Stored data
********
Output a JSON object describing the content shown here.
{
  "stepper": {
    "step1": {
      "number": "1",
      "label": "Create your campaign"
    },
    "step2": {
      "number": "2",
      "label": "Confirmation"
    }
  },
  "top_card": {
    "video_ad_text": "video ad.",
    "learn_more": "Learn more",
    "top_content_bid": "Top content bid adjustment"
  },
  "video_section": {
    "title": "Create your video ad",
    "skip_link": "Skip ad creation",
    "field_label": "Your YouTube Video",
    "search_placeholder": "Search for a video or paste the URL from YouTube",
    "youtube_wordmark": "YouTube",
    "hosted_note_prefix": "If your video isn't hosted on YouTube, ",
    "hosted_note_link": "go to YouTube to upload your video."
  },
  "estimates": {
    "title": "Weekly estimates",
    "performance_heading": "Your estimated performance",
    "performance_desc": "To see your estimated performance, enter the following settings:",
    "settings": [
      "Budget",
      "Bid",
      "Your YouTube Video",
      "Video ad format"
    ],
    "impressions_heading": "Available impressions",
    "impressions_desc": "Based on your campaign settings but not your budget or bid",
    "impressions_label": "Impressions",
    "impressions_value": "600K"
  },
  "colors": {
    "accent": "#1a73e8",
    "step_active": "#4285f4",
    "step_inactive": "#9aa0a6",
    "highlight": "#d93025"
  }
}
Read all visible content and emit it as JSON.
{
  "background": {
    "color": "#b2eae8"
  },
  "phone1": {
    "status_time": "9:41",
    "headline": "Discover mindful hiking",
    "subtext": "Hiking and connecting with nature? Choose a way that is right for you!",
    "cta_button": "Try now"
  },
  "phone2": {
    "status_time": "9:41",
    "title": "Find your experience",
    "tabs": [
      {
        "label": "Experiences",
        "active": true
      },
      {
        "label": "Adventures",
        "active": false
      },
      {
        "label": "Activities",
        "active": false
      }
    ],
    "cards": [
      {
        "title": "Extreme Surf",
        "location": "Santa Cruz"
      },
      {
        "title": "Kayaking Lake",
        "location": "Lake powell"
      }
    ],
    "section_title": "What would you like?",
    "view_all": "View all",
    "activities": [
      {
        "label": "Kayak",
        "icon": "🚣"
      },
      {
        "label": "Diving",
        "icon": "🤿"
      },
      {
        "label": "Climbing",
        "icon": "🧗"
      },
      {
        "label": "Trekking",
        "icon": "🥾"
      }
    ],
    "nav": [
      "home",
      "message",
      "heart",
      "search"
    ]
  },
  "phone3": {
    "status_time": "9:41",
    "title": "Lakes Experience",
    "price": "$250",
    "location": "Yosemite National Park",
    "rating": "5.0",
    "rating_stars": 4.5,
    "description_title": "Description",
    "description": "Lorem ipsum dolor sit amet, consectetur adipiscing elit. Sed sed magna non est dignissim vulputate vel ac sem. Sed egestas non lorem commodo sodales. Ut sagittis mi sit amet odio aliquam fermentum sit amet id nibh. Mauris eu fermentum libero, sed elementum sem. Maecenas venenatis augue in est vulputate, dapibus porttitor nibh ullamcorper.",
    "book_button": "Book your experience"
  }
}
********
List every line above containing the word "JSON".

Output a JSON object describing the content shown here.
Read all visible content and emit it as JSON.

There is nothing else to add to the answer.